▶ [Texto fornecido]:
São Paulo, segunda-feira, 09 de junho de 2008

Próximo Texto | Índice

"Farc não têm mais lugar na América Latina", diz Chávez

Venezuelano pede que guerrilha colombiana solte reféns sem precondições

Declarações marcam virada na retórica do presidente, que já manifestou simpatia ideológica pelo grupo, mas vê pressão sobre si crescer


Palácio Miraflores-7.jun.08/Reuters
Chávez acena a simpatizantes durante encontro de seu partido, o PSUV, em Maracaíbo; eleições serão em novembro próximo

FABIANO MAISONNAVE
DE CARACAS

Depois de declarar sua simpatia ideológica pelas Farc (Forças Armadas Revolucionárias da Colômbia) no início do ano, o presidente venezuelano, Hugo Chávez, afirmou ontem que "a guerra de guerrilhas está fora de lugar" na América Latina e exortou o novo líder máximo da organização colombiana, Alfonso Cano, a libertar todos os reféns sem precondições.
"Não justifica ter [refém] na montanha um grupo de gente, sobretudo civis e também militares. Uma montanha não é o mesmo que estar num presídio (...). Chegou a hora de as Farc libertarem a todos, seria um grande gesto humanitário, sem nada em troca. Assim proponho, agora que há um novo chefe à frente do secretariado das Farc", disse Chávez, em seu programa "Alô, Presidente".
"A esta altura, na América Latina, está fora de lugar um movimento guerrilheiro, e isso tem de ser dito às Farc. Queria dizer a [Manuel] Marulanda", afirmou, em alusão ao fundador das Farc, morto em março.
De acordo com o venezuelano, a guerrilha tem servido até de estratégia para os EUA ameaçarem Caracas: "Os guerrilheiros das Farc devem saber uma coisa: se converteram numa desculpa do império para ameaçar a todos nós. No dia em que se fizer a paz na Colômbia, acabará a desculpa do império".

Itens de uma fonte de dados
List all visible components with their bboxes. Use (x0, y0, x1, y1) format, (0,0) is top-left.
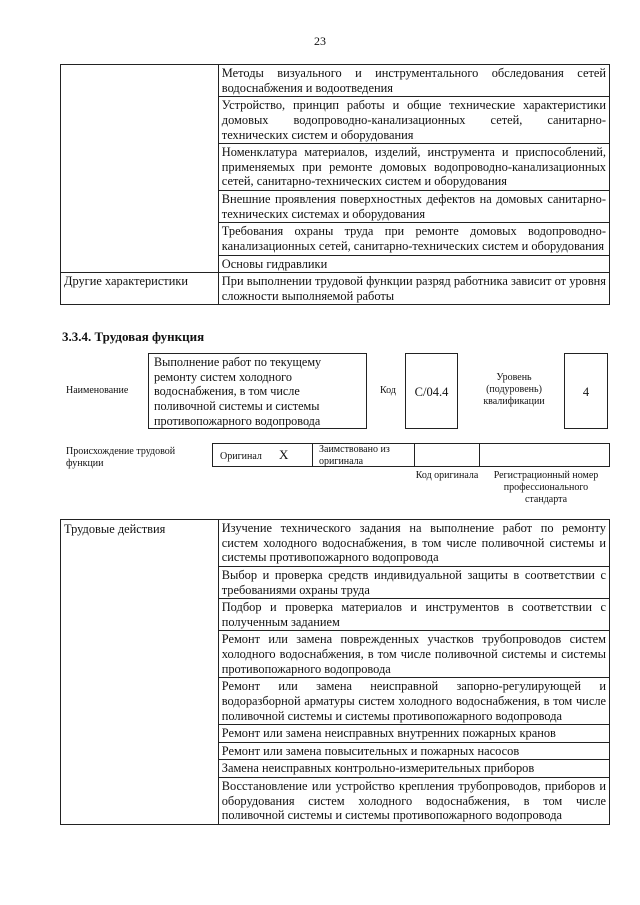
table-cell: Восстановление или устройство крепления трубопроводов, приборов и оборудования систем холодного водоснабжения, в том числе поливочной системы и системы противопожарного водопровода (218, 778, 609, 825)
table-cell: Замена неисправных контрольно-измерительных приборов (218, 760, 609, 778)
origin-borrowed-box (312, 443, 415, 467)
table-cell: Требования охраны труда при ремонте домовых водопроводно-канализационных сетей, санитарно-технических систем и оборудования (218, 223, 609, 255)
table-cell: Ремонт или замена поврежденных участков трубопроводов систем холодного водоснабжения, в том числе поливочной системы и системы противопожарного водопровода (218, 631, 609, 678)
other-characteristics-text: При выполнении трудовой функции разряд работника зависит от уровня сложности выполняемой работы (218, 273, 609, 305)
reg-number-label: Регистрационный номер профессионального стандарта (493, 470, 599, 505)
table-row (61, 65, 610, 97)
original-label: Оригинал (220, 451, 262, 462)
name-value-box (148, 353, 367, 429)
borrowed-label: Заимствовано из оригинала (319, 444, 390, 467)
table-cell: Ремонт или замена неисправной запорно-регулирующей и водоразборной арматуры систем холодного водоснабжения, в том числе поливочной системы и системы противопожарного водопровода (218, 678, 609, 725)
table-cell: Основы гидравлики (218, 255, 609, 273)
name-value: Выполнение работ по текущему ремонту систем холодного водоснабжения, в том числе поливочной системы и системы противопожарного водопровода (154, 355, 322, 428)
table-cell: Подбор и проверка материалов и инструментов в соответствии с полученным заданием (218, 599, 609, 631)
table-cell: Изучение технического задания на выполнение работ по ремонту систем холодного водоснабжения, в том числе поливочной системы и системы противопожарного водопровода (218, 520, 609, 567)
code-value: C/04.4 (414, 385, 449, 399)
code-original-label: Код оригинала (415, 470, 479, 481)
table-cell: Устройство, принцип работы и общие технические характеристики домовых водопроводно-канализационных сетей, санитарно-технических систем и оборудования (218, 97, 609, 144)
code-label: Код (380, 385, 396, 396)
origin-reg-box (479, 443, 610, 467)
original-mark: X (279, 447, 289, 462)
table-row (61, 273, 610, 305)
other-characteristics-label: Другие характеристики (61, 273, 219, 305)
knowledge-table (60, 64, 610, 305)
name-label: Наименование (66, 385, 129, 396)
origin-code-box (414, 443, 480, 467)
table-row (61, 520, 610, 567)
labor-actions-label: Трудовые действия (61, 520, 219, 825)
code-value-box (405, 353, 458, 429)
level-value-box (564, 353, 608, 429)
labor-actions-table (60, 519, 610, 825)
table-label-cell (61, 65, 219, 273)
table-cell: Номенклатура материалов, изделий, инструмента и приспособлений, применяемых при ремонте домовых водопроводно-канализационных сетей, санитарно-технических систем и оборудования (218, 144, 609, 191)
table-cell: Внешние проявления поверхностных дефектов на домовых санитарно-технических системах и оборудования (218, 191, 609, 223)
table-cell: Ремонт или замена неисправных внутренних пожарных кранов (218, 725, 609, 743)
origin-label: Происхождение трудовой функции (66, 446, 176, 469)
table-cell: Методы визуального и инструментального обследования сетей водоснабжения и водоотведения (218, 65, 609, 97)
page-number: 23 (314, 34, 326, 48)
level-label: Уровень (подуровень) квалификации (483, 372, 545, 407)
origin-original-box (212, 443, 313, 467)
section-heading: 3.3.4. Трудовая функция (62, 329, 205, 344)
level-value: 4 (582, 385, 590, 399)
table-cell: Ремонт или замена повысительных и пожарных насосов (218, 742, 609, 760)
table-cell: Выбор и проверка средств индивидуальной защиты в соответствии с требованиями охраны труда (218, 566, 609, 598)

▶ [Lista de tarefas]:
(1) Reproduza da reportagem sobre Chávez e as Farc o trecho que começa em "Venezuelano pede que" e vai até "reféns sem precondições.", incluindo este último.
(2) Segundo a reportagem sobre Chávez e as Farc, quem é o novo líder máximo da guerrilha colombiana?

▶ [Respostas às tarefas]:
(1)
Venezuelano pede que guerrilha colombiana solte reféns sem precondições

Declarações marcam virada na retórica do presidente, que já manifestou simpatia ideológica pelo grupo, mas vê pressão sobre si crescer


Palácio Miraflores-7.jun.08/Reuters
Chávez acena a simpatizantes durante encontro de seu partido, o PSUV, em Maracaíbo; eleições serão em novembro próximo

FABIANO MAISONNAVE
DE CARACAS

Depois de declarar sua simpatia ideológica pelas Farc (Forças Armadas Revolucionárias da Colômbia) no início do ano, o presidente venezuelano, Hugo Chávez, afirmou ontem que "a guerra de guerrilhas está fora de lugar" na América Latina e exortou o novo líder máximo da organização colombiana, Alfonso Cano, a libertar todos os reféns sem precondições.

(2) Alfonso Cano.